Entries supplied:
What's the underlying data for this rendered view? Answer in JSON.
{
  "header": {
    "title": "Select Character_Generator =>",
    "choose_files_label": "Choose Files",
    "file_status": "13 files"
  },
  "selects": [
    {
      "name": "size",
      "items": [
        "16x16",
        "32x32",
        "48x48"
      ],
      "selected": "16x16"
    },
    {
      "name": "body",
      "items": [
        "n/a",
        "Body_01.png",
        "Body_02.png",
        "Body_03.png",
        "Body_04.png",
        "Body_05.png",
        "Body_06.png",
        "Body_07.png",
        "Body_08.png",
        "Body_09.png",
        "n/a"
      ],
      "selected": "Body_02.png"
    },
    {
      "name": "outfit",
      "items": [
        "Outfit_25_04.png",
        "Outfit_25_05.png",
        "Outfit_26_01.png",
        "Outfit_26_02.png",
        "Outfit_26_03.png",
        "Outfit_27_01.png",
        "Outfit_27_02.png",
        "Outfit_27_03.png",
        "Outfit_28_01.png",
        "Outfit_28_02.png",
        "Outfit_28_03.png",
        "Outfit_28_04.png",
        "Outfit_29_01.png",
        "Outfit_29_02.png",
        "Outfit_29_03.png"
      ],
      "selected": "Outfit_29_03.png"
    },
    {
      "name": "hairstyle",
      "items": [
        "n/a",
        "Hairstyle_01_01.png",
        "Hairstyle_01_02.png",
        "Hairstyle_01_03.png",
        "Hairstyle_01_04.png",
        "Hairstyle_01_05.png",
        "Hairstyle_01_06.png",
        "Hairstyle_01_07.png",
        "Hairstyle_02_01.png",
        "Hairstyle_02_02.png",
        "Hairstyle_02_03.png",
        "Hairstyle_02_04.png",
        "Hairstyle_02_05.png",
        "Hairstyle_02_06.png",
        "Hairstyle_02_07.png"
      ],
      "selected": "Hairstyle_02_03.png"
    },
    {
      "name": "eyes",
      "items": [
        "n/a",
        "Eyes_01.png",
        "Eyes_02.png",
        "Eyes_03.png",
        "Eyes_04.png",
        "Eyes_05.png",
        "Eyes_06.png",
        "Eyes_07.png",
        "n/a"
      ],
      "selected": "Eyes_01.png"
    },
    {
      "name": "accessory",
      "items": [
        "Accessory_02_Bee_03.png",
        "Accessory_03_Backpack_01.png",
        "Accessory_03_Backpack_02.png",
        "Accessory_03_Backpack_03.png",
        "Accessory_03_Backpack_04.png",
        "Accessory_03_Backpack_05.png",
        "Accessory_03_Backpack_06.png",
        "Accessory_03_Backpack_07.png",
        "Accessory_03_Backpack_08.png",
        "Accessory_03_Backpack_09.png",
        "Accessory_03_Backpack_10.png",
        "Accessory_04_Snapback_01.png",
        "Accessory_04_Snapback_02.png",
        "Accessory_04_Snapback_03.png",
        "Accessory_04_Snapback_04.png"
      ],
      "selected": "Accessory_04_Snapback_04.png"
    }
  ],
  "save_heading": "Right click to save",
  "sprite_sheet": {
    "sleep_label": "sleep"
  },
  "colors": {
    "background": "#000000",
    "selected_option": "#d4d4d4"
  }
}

Exercise: Each line above must be reproduced exactly as it stands.

Response:
What's the underlying data for this rendered view? Answer in JSON.
{
  "header": {
    "title": "Select Character_Generator =>",
    "choose_files_label": "Choose Files",
    "file_status": "13 files"
  },
  "selects": [
    {
      "name": "size",
      "items": [
        "16x16",
        "32x32",
        "48x48"
      ],
      "selected": "16x16"
    },
    {
      "name": "body",
      "items": [
        "n/a",
        "Body_01.png",
        "Body_02.png",
        "Body_03.png",
        "Body_04.png",
        "Body_05.png",
        "Body_06.png",
        "Body_07.png",
        "Body_08.png",
        "Body_09.png",
        "n/a"
      ],
      "selected": "Body_02.png"
    },
    {
      "name": "outfit",
      "items": [
        "Outfit_25_04.png",
        "Outfit_25_05.png",
        "Outfit_26_01.png",
        "Outfit_26_02.png",
        "Outfit_26_03.png",
        "Outfit_27_01.png",
        "Outfit_27_02.png",
        "Outfit_27_03.png",
        "Outfit_28_01.png",
        "Outfit_28_02.png",
        "Outfit_28_03.png",
        "Outfit_28_04.png",
        "Outfit_29_01.png",
        "Outfit_29_02.png",
        "Outfit_29_03.png"
      ],
      "selected": "Outfit_29_03.png"
    },
    {
      "name": "hairstyle",
      "items": [
        "n/a",
        "Hairstyle_01_01.png",
        "Hairstyle_01_02.png",
        "Hairstyle_01_03.png",
        "Hairstyle_01_04.png",
        "Hairstyle_01_05.png",
        "Hairstyle_01_06.png",
        "Hairstyle_01_07.png",
        "Hairstyle_02_01.png",
        "Hairstyle_02_02.png",
        "Hairstyle_02_03.png",
        "Hairstyle_02_04.png",
        "Hairstyle_02_05.png",
        "Hairstyle_02_06.png",
        "Hairstyle_02_07.png"
      ],
      "selected": "Hairstyle_02_03.png"
    },
    {
      "name": "eyes",
      "items": [
        "n/a",
        "Eyes_01.png",
        "Eyes_02.png",
        "Eyes_03.png",
        "Eyes_04.png",
        "Eyes_05.png",
        "Eyes_06.png",
        "Eyes_07.png",
        "n/a"
      ],
      "selected": "Eyes_01.png"
    },
    {
      "name": "accessory",
      "items": [
        "Accessory_02_Bee_03.png",
        "Accessory_03_Backpack_01.png",
        "Accessory_03_Backpack_02.png",
        "Accessory_03_Backpack_03.png",
        "Accessory_03_Backpack_04.png",
        "Accessory_03_Backpack_05.png",
        "Accessory_03_Backpack_06.png",
        "Accessory_03_Backpack_07.png",
        "Accessory_03_Backpack_08.png",
        "Accessory_03_Backpack_09.png",
        "Accessory_03_Backpack_10.png",
        "Accessory_04_Snapback_01.png",
        "Accessory_04_Snapback_02.png",
        "Accessory_04_Snapback_03.png",
        "Accessory_04_Snapback_04.png"
      ],
      "selected": "Accessory_04_Snapback_04.png"
    }
  ],
  "save_heading": "Right click to save",
  "sprite_sheet": {
    "sleep_label": "sleep"
  },
  "colors": {
    "background": "#000000",
    "selected_option": "#d4d4d4"
  }
}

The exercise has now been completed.